┌─ Exercise data

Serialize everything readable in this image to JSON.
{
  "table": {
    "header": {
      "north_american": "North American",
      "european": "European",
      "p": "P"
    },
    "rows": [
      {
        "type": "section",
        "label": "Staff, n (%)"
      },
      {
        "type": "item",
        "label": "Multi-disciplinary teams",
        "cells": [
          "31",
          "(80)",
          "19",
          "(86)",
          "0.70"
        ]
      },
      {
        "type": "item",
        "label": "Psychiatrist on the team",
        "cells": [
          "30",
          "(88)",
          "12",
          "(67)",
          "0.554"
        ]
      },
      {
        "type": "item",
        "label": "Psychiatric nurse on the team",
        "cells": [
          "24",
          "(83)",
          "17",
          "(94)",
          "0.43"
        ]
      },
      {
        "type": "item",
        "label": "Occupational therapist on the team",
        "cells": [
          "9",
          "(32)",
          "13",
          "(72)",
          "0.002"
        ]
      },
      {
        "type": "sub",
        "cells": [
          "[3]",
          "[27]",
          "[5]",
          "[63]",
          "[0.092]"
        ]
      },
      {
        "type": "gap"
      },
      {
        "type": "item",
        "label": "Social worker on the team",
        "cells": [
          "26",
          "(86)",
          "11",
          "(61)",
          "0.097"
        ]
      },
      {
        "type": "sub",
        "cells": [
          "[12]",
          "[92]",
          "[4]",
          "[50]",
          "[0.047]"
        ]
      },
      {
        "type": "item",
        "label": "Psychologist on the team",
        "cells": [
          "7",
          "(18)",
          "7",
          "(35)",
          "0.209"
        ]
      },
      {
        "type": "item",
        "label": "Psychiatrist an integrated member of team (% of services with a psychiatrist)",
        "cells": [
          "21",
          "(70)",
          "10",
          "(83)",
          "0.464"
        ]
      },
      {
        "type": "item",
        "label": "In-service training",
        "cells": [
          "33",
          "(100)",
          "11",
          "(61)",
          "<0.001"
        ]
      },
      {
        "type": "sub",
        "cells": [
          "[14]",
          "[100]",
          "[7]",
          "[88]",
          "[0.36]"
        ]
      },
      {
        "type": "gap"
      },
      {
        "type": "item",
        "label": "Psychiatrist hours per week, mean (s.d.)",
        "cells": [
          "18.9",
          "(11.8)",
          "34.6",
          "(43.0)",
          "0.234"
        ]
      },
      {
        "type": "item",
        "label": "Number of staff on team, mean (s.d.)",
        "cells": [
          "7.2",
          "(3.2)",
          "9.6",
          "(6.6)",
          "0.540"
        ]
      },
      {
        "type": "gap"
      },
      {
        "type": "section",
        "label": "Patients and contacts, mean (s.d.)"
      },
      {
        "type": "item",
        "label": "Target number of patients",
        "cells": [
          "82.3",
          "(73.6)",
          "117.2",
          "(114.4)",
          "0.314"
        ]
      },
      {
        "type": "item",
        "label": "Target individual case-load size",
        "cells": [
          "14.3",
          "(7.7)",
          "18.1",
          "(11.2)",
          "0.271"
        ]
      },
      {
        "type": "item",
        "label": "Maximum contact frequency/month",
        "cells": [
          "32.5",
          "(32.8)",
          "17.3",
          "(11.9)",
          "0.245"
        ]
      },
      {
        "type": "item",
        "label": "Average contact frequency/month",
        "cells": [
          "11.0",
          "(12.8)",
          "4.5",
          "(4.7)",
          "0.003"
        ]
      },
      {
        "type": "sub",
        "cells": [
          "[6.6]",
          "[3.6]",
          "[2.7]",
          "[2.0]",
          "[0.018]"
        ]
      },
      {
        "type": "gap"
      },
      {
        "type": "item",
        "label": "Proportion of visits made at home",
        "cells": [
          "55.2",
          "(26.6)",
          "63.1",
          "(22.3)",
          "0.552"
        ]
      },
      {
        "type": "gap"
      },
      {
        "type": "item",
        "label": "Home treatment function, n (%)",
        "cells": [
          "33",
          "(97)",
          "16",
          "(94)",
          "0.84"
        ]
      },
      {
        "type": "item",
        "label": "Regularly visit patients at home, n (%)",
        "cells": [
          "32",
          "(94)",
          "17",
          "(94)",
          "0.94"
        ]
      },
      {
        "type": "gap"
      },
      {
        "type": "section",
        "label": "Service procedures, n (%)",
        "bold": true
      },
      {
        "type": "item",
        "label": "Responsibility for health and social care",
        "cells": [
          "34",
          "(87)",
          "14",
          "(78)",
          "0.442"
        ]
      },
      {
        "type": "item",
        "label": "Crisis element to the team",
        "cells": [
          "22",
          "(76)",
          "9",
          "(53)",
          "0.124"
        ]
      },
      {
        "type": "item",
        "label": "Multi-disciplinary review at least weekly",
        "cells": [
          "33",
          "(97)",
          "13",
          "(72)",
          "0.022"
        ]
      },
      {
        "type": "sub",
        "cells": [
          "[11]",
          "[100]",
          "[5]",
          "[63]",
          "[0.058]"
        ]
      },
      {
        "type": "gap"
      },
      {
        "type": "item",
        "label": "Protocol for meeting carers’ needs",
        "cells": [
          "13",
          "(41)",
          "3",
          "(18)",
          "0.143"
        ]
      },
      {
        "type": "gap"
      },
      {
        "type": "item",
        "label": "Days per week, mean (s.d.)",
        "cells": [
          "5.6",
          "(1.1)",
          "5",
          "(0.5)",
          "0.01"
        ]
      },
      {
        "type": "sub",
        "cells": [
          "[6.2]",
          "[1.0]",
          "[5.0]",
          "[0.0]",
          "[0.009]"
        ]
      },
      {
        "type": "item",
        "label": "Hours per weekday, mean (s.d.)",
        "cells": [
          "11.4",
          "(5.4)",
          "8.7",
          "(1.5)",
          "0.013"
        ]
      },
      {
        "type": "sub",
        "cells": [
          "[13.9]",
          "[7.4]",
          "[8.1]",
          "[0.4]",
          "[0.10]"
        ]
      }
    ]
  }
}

└─

Word for word, return each of the entries.

Response to the task -
Serialize everything readable in this image to JSON.
{
  "table": {
    "header": {
      "north_american": "North American",
      "european": "European",
      "p": "P"
    },
    "rows": [
      {
        "type": "section",
        "label": "Staff, n (%)"
      },
      {
        "type": "item",
        "label": "Multi-disciplinary teams",
        "cells": [
          "31",
          "(80)",
          "19",
          "(86)",
          "0.70"
        ]
      },
      {
        "type": "item",
        "label": "Psychiatrist on the team",
        "cells": [
          "30",
          "(88)",
          "12",
          "(67)",
          "0.554"
        ]
      },
      {
        "type": "item",
        "label": "Psychiatric nurse on the team",
        "cells": [
          "24",
          "(83)",
          "17",
          "(94)",
          "0.43"
        ]
      },
      {
        "type": "item",
        "label": "Occupational therapist on the team",
        "cells": [
          "9",
          "(32)",
          "13",
          "(72)",
          "0.002"
        ]
      },
      {
        "type": "sub",
        "cells": [
          "[3]",
          "[27]",
          "[5]",
          "[63]",
          "[0.092]"
        ]
      },
      {
        "type": "gap"
      },
      {
        "type": "item",
        "label": "Social worker on the team",
        "cells": [
          "26",
          "(86)",
          "11",
          "(61)",
          "0.097"
        ]
      },
      {
        "type": "sub",
        "cells": [
          "[12]",
          "[92]",
          "[4]",
          "[50]",
          "[0.047]"
        ]
      },
      {
        "type": "item",
        "label": "Psychologist on the team",
        "cells": [
          "7",
          "(18)",
          "7",
          "(35)",
          "0.209"
        ]
      },
      {
        "type": "item",
        "label": "Psychiatrist an integrated member of team (% of services with a psychiatrist)",
        "cells": [
          "21",
          "(70)",
          "10",
          "(83)",
          "0.464"
        ]
      },
      {
        "type": "item",
        "label": "In-service training",
        "cells": [
          "33",
          "(100)",
          "11",
          "(61)",
          "<0.001"
        ]
      },
      {
        "type": "sub",
        "cells": [
          "[14]",
          "[100]",
          "[7]",
          "[88]",
          "[0.36]"
        ]
      },
      {
        "type": "gap"
      },
      {
        "type": "item",
        "label": "Psychiatrist hours per week, mean (s.d.)",
        "cells": [
          "18.9",
          "(11.8)",
          "34.6",
          "(43.0)",
          "0.234"
        ]
      },
      {
        "type": "item",
        "label": "Number of staff on team, mean (s.d.)",
        "cells": [
          "7.2",
          "(3.2)",
          "9.6",
          "(6.6)",
          "0.540"
        ]
      },
      {
        "type": "gap"
      },
      {
        "type": "section",
        "label": "Patients and contacts, mean (s.d.)"
      },
      {
        "type": "item",
        "label": "Target number of patients",
        "cells": [
          "82.3",
          "(73.6)",
          "117.2",
          "(114.4)",
          "0.314"
        ]
      },
      {
        "type": "item",
        "label": "Target individual case-load size",
        "cells": [
          "14.3",
          "(7.7)",
          "18.1",
          "(11.2)",
          "0.271"
        ]
      },
      {
        "type": "item",
        "label": "Maximum contact frequency/month",
        "cells": [
          "32.5",
          "(32.8)",
          "17.3",
          "(11.9)",
          "0.245"
        ]
      },
      {
        "type": "item",
        "label": "Average contact frequency/month",
        "cells": [
          "11.0",
          "(12.8)",
          "4.5",
          "(4.7)",
          "0.003"
        ]
      },
      {
        "type": "sub",
        "cells": [
          "[6.6]",
          "[3.6]",
          "[2.7]",
          "[2.0]",
          "[0.018]"
        ]
      },
      {
        "type": "gap"
      },
      {
        "type": "item",
        "label": "Proportion of visits made at home",
        "cells": [
          "55.2",
          "(26.6)",
          "63.1",
          "(22.3)",
          "0.552"
        ]
      },
      {
        "type": "gap"
      },
      {
        "type": "item",
        "label": "Home treatment function, n (%)",
        "cells": [
          "33",
          "(97)",
          "16",
          "(94)",
          "0.84"
        ]
      },
      {
        "type": "item",
        "label": "Regularly visit patients at home, n (%)",
        "cells": [
          "32",
          "(94)",
          "17",
          "(94)",
          "0.94"
        ]
      },
      {
        "type": "gap"
      },
      {
        "type": "section",
        "label": "Service procedures, n (%)",
        "bold": true
      },
      {
        "type": "item",
        "label": "Responsibility for health and social care",
        "cells": [
          "34",
          "(87)",
          "14",
          "(78)",
          "0.442"
        ]
      },
      {
        "type": "item",
        "label": "Crisis element to the team",
        "cells": [
          "22",
          "(76)",
          "9",
          "(53)",
          "0.124"
        ]
      },
      {
        "type": "item",
        "label": "Multi-disciplinary review at least weekly",
        "cells": [
          "33",
          "(97)",
          "13",
          "(72)",
          "0.022"
        ]
      },
      {
        "type": "sub",
        "cells": [
          "[11]",
          "[100]",
          "[5]",
          "[63]",
          "[0.058]"
        ]
      },
      {
        "type": "gap"
      },
      {
        "type": "item",
        "label": "Protocol for meeting carers’ needs",
        "cells": [
          "13",
          "(41)",
          "3",
          "(18)",
          "0.143"
        ]
      },
      {
        "type": "gap"
      },
      {
        "type": "item",
        "label": "Days per week, mean (s.d.)",
        "cells": [
          "5.6",
          "(1.1)",
          "5",
          "(0.5)",
          "0.01"
        ]
      },
      {
        "type": "sub",
        "cells": [
          "[6.2]",
          "[1.0]",
          "[5.0]",
          "[0.0]",
          "[0.009]"
        ]
      },
      {
        "type": "item",
        "label": "Hours per weekday, mean (s.d.)",
        "cells": [
          "11.4",
          "(5.4)",
          "8.7",
          "(1.5)",
          "0.013"
        ]
      },
      {
        "type": "sub",
        "cells": [
          "[13.9]",
          "[7.4]",
          "[8.1]",
          "[0.4]",
          "[0.10]"
        ]
      }
    ]
  }
}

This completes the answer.